====== DATA SECTION

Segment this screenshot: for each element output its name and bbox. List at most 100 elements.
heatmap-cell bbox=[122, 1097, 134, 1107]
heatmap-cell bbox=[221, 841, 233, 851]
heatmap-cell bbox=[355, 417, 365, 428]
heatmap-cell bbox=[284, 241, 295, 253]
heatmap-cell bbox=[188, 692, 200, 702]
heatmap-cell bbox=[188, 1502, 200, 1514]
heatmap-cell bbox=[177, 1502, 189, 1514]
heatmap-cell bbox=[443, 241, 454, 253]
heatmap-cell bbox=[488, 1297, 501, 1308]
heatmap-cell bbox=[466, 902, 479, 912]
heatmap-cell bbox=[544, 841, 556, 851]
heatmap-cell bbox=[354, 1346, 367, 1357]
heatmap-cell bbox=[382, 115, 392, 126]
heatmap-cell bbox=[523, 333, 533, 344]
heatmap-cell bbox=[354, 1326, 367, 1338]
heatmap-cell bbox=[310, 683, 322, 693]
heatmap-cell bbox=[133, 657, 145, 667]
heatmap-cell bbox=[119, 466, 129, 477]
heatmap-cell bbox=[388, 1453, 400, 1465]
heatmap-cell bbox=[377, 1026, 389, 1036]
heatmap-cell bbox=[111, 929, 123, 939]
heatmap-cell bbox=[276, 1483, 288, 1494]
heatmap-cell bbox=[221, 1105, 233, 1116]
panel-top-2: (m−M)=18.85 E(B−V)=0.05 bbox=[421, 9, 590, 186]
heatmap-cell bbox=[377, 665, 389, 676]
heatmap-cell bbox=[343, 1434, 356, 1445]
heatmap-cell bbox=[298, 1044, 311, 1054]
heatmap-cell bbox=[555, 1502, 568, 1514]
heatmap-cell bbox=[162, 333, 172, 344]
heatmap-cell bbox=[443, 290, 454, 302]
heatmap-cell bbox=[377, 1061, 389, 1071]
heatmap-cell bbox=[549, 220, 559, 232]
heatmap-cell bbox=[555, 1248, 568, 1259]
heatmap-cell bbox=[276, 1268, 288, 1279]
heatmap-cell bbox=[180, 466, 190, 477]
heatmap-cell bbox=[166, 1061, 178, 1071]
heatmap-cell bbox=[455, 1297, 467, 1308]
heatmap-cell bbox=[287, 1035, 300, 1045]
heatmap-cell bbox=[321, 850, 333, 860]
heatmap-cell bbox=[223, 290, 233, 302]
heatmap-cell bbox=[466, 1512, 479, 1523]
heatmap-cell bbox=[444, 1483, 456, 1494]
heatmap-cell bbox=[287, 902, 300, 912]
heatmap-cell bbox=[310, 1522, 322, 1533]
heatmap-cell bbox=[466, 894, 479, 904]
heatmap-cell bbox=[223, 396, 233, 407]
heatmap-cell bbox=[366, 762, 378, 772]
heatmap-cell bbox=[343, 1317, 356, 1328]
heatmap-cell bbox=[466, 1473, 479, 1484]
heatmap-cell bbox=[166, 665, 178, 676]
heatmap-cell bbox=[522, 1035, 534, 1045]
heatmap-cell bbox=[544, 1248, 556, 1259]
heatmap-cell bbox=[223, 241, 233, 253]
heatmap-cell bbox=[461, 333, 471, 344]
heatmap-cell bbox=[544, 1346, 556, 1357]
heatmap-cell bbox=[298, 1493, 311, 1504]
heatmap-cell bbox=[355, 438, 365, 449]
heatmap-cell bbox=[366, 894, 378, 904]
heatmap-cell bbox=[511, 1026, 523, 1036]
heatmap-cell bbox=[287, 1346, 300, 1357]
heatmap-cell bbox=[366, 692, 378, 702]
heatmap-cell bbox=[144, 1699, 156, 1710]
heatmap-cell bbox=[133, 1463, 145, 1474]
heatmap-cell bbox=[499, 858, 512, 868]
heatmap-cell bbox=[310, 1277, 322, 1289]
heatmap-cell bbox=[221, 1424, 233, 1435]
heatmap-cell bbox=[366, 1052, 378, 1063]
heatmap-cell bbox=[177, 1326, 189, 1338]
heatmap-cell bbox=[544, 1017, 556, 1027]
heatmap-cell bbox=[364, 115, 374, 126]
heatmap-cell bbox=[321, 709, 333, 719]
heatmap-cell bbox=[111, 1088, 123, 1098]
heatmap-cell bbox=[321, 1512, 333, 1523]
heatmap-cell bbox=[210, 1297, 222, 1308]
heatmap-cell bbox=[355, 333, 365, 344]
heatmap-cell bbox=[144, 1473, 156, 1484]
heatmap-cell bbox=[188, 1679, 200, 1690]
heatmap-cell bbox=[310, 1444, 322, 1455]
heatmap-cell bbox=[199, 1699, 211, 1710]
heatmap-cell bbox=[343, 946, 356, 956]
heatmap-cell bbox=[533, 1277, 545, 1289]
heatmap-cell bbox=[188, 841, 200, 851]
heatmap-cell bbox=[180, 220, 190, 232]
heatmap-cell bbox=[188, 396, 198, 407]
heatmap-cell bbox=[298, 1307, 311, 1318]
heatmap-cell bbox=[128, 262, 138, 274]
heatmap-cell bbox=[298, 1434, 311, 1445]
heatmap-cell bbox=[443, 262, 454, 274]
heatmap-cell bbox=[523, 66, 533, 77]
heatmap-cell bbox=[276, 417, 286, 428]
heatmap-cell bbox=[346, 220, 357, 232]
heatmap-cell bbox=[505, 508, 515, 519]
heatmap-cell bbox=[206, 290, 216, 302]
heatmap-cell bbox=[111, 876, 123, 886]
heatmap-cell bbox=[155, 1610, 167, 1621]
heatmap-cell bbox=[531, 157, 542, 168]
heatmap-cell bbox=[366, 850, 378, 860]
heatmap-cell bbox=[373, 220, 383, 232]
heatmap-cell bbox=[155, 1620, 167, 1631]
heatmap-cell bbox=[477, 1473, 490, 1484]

============

● **WHAT TO DO**:
Copy the listing above line for line, without changing anything.

● **ANSWER TO THIS TASK**:
Segment this screenshot: for each element output its name and bbox. List at most 100 elements.
heatmap-cell bbox=[122, 1097, 134, 1107]
heatmap-cell bbox=[221, 841, 233, 851]
heatmap-cell bbox=[355, 417, 365, 428]
heatmap-cell bbox=[284, 241, 295, 253]
heatmap-cell bbox=[188, 692, 200, 702]
heatmap-cell bbox=[188, 1502, 200, 1514]
heatmap-cell bbox=[177, 1502, 189, 1514]
heatmap-cell bbox=[443, 241, 454, 253]
heatmap-cell bbox=[488, 1297, 501, 1308]
heatmap-cell bbox=[466, 902, 479, 912]
heatmap-cell bbox=[544, 841, 556, 851]
heatmap-cell bbox=[354, 1346, 367, 1357]
heatmap-cell bbox=[382, 115, 392, 126]
heatmap-cell bbox=[523, 333, 533, 344]
heatmap-cell bbox=[354, 1326, 367, 1338]
heatmap-cell bbox=[310, 683, 322, 693]
heatmap-cell bbox=[133, 657, 145, 667]
heatmap-cell bbox=[119, 466, 129, 477]
heatmap-cell bbox=[388, 1453, 400, 1465]
heatmap-cell bbox=[377, 1026, 389, 1036]
heatmap-cell bbox=[111, 929, 123, 939]
heatmap-cell bbox=[276, 1483, 288, 1494]
heatmap-cell bbox=[221, 1105, 233, 1116]
panel-top-2: (m−M)=18.85 E(B−V)=0.05 bbox=[421, 9, 590, 186]
heatmap-cell bbox=[377, 665, 389, 676]
heatmap-cell bbox=[343, 1434, 356, 1445]
heatmap-cell bbox=[298, 1044, 311, 1054]
heatmap-cell bbox=[555, 1502, 568, 1514]
heatmap-cell bbox=[162, 333, 172, 344]
heatmap-cell bbox=[443, 290, 454, 302]
heatmap-cell bbox=[377, 1061, 389, 1071]
heatmap-cell bbox=[549, 220, 559, 232]
heatmap-cell bbox=[555, 1248, 568, 1259]
heatmap-cell bbox=[276, 1268, 288, 1279]
heatmap-cell bbox=[180, 466, 190, 477]
heatmap-cell bbox=[166, 1061, 178, 1071]
heatmap-cell bbox=[455, 1297, 467, 1308]
heatmap-cell bbox=[287, 1035, 300, 1045]
heatmap-cell bbox=[321, 850, 333, 860]
heatmap-cell bbox=[223, 290, 233, 302]
heatmap-cell bbox=[466, 1512, 479, 1523]
heatmap-cell bbox=[444, 1483, 456, 1494]
heatmap-cell bbox=[287, 902, 300, 912]
heatmap-cell bbox=[310, 1522, 322, 1533]
heatmap-cell bbox=[466, 894, 479, 904]
heatmap-cell bbox=[223, 396, 233, 407]
heatmap-cell bbox=[366, 762, 378, 772]
heatmap-cell bbox=[343, 1317, 356, 1328]
heatmap-cell bbox=[466, 1473, 479, 1484]
heatmap-cell bbox=[166, 665, 178, 676]
heatmap-cell bbox=[522, 1035, 534, 1045]
heatmap-cell bbox=[544, 1248, 556, 1259]
heatmap-cell bbox=[223, 241, 233, 253]
heatmap-cell bbox=[461, 333, 471, 344]
heatmap-cell bbox=[544, 1346, 556, 1357]
heatmap-cell bbox=[298, 1493, 311, 1504]
heatmap-cell bbox=[355, 438, 365, 449]
heatmap-cell bbox=[366, 894, 378, 904]
heatmap-cell bbox=[511, 1026, 523, 1036]
heatmap-cell bbox=[287, 1346, 300, 1357]
heatmap-cell bbox=[366, 692, 378, 702]
heatmap-cell bbox=[144, 1699, 156, 1710]
heatmap-cell bbox=[133, 1463, 145, 1474]
heatmap-cell bbox=[499, 858, 512, 868]
heatmap-cell bbox=[310, 1277, 322, 1289]
heatmap-cell bbox=[221, 1424, 233, 1435]
heatmap-cell bbox=[366, 1052, 378, 1063]
heatmap-cell bbox=[177, 1326, 189, 1338]
heatmap-cell bbox=[544, 1017, 556, 1027]
heatmap-cell bbox=[364, 115, 374, 126]
heatmap-cell bbox=[321, 709, 333, 719]
heatmap-cell bbox=[111, 1088, 123, 1098]
heatmap-cell bbox=[321, 1512, 333, 1523]
heatmap-cell bbox=[210, 1297, 222, 1308]
heatmap-cell bbox=[355, 333, 365, 344]
heatmap-cell bbox=[144, 1473, 156, 1484]
heatmap-cell bbox=[188, 1679, 200, 1690]
heatmap-cell bbox=[310, 1444, 322, 1455]
heatmap-cell bbox=[199, 1699, 211, 1710]
heatmap-cell bbox=[343, 946, 356, 956]
heatmap-cell bbox=[533, 1277, 545, 1289]
heatmap-cell bbox=[188, 841, 200, 851]
heatmap-cell bbox=[180, 220, 190, 232]
heatmap-cell bbox=[188, 396, 198, 407]
heatmap-cell bbox=[298, 1307, 311, 1318]
heatmap-cell bbox=[128, 262, 138, 274]
heatmap-cell bbox=[298, 1434, 311, 1445]
heatmap-cell bbox=[443, 262, 454, 274]
heatmap-cell bbox=[523, 66, 533, 77]
heatmap-cell bbox=[276, 417, 286, 428]
heatmap-cell bbox=[346, 220, 357, 232]
heatmap-cell bbox=[505, 508, 515, 519]
heatmap-cell bbox=[206, 290, 216, 302]
heatmap-cell bbox=[111, 876, 123, 886]
heatmap-cell bbox=[155, 1610, 167, 1621]
heatmap-cell bbox=[531, 157, 542, 168]
heatmap-cell bbox=[366, 850, 378, 860]
heatmap-cell bbox=[373, 220, 383, 232]
heatmap-cell bbox=[155, 1620, 167, 1631]
heatmap-cell bbox=[477, 1473, 490, 1484]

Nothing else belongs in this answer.